Aim -> Produce an exact copy of the lines from the line containing "Enumerate this screenshot's" through the last line of the entries below, and only those lines.

Records from a data source:
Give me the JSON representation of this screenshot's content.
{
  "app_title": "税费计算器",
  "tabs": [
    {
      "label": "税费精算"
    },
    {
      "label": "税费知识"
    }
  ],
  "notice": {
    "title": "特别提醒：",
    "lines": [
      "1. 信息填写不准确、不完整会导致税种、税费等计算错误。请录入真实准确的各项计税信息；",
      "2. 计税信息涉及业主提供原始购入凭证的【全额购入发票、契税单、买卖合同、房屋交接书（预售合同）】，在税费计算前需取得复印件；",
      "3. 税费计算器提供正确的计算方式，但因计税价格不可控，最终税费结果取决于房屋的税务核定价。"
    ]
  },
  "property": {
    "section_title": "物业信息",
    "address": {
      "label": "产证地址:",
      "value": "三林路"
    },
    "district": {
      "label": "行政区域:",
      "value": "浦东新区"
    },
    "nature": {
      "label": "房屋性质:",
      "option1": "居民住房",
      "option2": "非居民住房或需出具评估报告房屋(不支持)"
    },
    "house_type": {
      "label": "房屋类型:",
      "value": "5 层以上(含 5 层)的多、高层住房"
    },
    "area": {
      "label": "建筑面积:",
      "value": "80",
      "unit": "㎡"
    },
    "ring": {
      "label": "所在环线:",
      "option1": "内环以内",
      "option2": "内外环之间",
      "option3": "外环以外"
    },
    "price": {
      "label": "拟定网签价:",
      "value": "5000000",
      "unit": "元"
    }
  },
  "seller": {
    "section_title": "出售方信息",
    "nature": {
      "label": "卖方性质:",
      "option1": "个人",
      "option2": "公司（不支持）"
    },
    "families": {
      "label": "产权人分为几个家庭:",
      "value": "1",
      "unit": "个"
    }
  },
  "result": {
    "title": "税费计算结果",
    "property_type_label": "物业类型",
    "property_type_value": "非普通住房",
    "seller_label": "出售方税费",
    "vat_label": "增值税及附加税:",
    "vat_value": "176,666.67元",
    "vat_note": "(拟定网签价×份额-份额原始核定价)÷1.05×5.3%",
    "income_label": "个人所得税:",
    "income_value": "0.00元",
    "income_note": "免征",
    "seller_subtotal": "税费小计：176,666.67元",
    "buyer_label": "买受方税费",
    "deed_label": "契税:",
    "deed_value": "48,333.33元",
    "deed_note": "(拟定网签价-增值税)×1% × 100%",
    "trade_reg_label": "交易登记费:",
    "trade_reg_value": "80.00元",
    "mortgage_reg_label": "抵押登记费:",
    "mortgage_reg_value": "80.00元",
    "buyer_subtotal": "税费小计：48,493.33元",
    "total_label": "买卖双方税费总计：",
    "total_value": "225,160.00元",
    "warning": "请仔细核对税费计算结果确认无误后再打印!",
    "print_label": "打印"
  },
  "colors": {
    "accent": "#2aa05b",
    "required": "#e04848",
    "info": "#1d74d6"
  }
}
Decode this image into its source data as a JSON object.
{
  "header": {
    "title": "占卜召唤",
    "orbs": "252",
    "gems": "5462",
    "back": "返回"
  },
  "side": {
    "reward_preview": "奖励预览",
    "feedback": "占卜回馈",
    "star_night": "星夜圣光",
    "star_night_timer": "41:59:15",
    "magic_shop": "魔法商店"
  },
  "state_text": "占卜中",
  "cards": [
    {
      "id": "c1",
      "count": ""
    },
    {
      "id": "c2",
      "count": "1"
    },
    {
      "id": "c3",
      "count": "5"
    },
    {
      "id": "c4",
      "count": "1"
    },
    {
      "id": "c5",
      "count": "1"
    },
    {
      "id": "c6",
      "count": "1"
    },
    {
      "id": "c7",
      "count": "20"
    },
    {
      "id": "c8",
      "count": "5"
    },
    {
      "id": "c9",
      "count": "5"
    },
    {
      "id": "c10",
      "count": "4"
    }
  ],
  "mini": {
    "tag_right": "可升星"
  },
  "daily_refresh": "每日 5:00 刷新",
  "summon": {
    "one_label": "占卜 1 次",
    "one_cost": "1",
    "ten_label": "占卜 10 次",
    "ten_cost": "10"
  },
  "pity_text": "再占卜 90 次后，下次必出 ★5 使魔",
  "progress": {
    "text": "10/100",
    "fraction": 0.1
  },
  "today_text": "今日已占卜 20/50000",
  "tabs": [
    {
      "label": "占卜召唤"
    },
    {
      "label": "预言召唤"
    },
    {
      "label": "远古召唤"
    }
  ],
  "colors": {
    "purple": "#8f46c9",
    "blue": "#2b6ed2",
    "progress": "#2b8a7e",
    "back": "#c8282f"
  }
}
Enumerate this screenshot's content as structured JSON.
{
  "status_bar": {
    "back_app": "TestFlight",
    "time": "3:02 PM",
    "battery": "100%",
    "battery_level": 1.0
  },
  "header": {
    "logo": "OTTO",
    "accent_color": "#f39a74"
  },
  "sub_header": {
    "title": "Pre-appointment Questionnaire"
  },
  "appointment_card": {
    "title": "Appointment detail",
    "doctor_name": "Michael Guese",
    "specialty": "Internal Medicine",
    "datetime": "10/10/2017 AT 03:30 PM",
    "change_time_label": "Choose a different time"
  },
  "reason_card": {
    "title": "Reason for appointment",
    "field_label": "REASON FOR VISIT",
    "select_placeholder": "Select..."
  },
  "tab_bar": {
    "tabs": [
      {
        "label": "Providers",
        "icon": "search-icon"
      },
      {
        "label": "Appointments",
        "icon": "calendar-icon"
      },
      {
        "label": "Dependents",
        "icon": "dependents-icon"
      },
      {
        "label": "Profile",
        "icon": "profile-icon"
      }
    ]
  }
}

Exercise result ->
Enumerate this screenshot's content as structured JSON.
{
  "status_bar": {
    "back_app": "TestFlight",
    "time": "3:02 PM",
    "battery": "100%",
    "battery_level": 1.0
  },
  "header": {
    "logo": "OTTO",
    "accent_color": "#f39a74"
  },
  "sub_header": {
    "title": "Pre-appointment Questionnaire"
  },
  "appointment_card": {
    "title": "Appointment detail",
    "doctor_name": "Michael Guese",
    "specialty": "Internal Medicine",
    "datetime": "10/10/2017 AT 03:30 PM",
    "change_time_label": "Choose a different time"
  },
  "reason_card": {
    "title": "Reason for appointment",
    "field_label": "REASON FOR VISIT",
    "select_placeholder": "Select..."
  },
  "tab_bar": {
    "tabs": [
      {
        "label": "Providers",
        "icon": "search-icon"
      },
      {
        "label": "Appointments",
        "icon": "calendar-icon"
      },
      {
        "label": "Dependents",
        "icon": "dependents-icon"
      },
      {
        "label": "Profile",
        "icon": "profile-icon"
      }
    ]
  }
}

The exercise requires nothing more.